**Aim of the exercise:**
Select and reproduce each line of the listing below that bears the string "dogs".

**Exercise material:**
- Opening Delimiter -

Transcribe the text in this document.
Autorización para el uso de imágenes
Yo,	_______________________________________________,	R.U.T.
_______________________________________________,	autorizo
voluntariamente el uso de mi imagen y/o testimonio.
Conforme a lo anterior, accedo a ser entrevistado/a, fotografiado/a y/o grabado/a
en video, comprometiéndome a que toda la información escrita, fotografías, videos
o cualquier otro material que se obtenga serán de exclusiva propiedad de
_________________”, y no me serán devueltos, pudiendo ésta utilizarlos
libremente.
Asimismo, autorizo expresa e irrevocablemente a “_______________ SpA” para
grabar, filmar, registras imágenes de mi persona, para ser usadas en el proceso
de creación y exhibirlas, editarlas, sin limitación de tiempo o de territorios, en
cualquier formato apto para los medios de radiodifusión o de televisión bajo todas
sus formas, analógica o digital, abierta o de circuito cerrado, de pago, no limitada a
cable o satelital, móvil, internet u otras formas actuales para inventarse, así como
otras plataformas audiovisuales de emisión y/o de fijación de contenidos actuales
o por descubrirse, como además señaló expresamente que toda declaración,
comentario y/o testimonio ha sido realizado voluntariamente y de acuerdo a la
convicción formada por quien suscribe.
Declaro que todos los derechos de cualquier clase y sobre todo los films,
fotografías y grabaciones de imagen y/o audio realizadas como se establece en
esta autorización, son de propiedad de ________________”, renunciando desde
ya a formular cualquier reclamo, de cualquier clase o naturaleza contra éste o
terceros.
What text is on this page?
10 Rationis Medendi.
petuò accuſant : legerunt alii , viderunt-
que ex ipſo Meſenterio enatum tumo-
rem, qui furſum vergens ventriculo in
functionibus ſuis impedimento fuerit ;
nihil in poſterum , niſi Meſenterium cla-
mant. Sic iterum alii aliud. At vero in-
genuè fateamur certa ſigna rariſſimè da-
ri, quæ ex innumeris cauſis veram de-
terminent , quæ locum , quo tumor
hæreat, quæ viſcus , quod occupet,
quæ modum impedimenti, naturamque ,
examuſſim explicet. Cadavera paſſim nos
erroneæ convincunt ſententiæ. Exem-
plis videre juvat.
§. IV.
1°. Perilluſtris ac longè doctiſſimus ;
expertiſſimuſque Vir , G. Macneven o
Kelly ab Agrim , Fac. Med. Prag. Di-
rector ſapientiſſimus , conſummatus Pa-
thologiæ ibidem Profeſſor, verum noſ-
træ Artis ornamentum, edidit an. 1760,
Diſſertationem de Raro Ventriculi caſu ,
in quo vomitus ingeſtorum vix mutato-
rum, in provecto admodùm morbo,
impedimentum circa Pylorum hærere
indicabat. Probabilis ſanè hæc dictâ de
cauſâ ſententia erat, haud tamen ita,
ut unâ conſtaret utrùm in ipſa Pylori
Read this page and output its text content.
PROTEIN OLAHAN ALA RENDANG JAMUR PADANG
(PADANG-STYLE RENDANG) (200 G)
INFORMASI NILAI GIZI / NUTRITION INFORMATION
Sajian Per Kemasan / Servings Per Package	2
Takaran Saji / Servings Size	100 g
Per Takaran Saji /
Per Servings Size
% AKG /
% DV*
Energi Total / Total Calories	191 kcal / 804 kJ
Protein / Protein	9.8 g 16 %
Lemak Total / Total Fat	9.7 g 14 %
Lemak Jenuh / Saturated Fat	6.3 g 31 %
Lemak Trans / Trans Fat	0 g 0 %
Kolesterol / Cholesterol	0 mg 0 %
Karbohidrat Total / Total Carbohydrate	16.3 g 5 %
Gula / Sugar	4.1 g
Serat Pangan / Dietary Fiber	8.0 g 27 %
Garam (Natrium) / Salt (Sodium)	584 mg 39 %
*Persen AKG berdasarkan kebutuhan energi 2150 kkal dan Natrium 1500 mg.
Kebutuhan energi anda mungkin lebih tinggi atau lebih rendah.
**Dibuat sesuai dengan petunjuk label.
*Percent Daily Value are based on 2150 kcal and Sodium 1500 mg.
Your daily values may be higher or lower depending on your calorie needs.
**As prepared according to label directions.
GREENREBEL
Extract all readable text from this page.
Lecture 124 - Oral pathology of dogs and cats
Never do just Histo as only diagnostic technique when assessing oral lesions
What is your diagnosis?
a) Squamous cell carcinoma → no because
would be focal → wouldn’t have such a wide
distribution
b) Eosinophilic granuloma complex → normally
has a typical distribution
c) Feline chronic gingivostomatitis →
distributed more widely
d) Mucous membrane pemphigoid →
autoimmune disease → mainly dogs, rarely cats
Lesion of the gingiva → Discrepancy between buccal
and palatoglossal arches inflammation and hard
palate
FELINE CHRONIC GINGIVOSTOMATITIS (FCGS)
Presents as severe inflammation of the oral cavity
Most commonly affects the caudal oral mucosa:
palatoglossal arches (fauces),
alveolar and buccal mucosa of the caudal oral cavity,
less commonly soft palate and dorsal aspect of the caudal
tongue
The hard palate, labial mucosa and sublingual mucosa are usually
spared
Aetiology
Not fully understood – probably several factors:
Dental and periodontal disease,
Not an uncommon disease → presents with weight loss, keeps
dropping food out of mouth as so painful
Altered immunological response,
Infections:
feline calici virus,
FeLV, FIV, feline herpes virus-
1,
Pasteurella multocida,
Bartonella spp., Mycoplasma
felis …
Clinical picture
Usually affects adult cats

- Closing Delimiter -

**Solution for this exercise:**
Lecture 124 - Oral pathology of dogs and cats
autoimmune disease → mainly dogs, rarely cats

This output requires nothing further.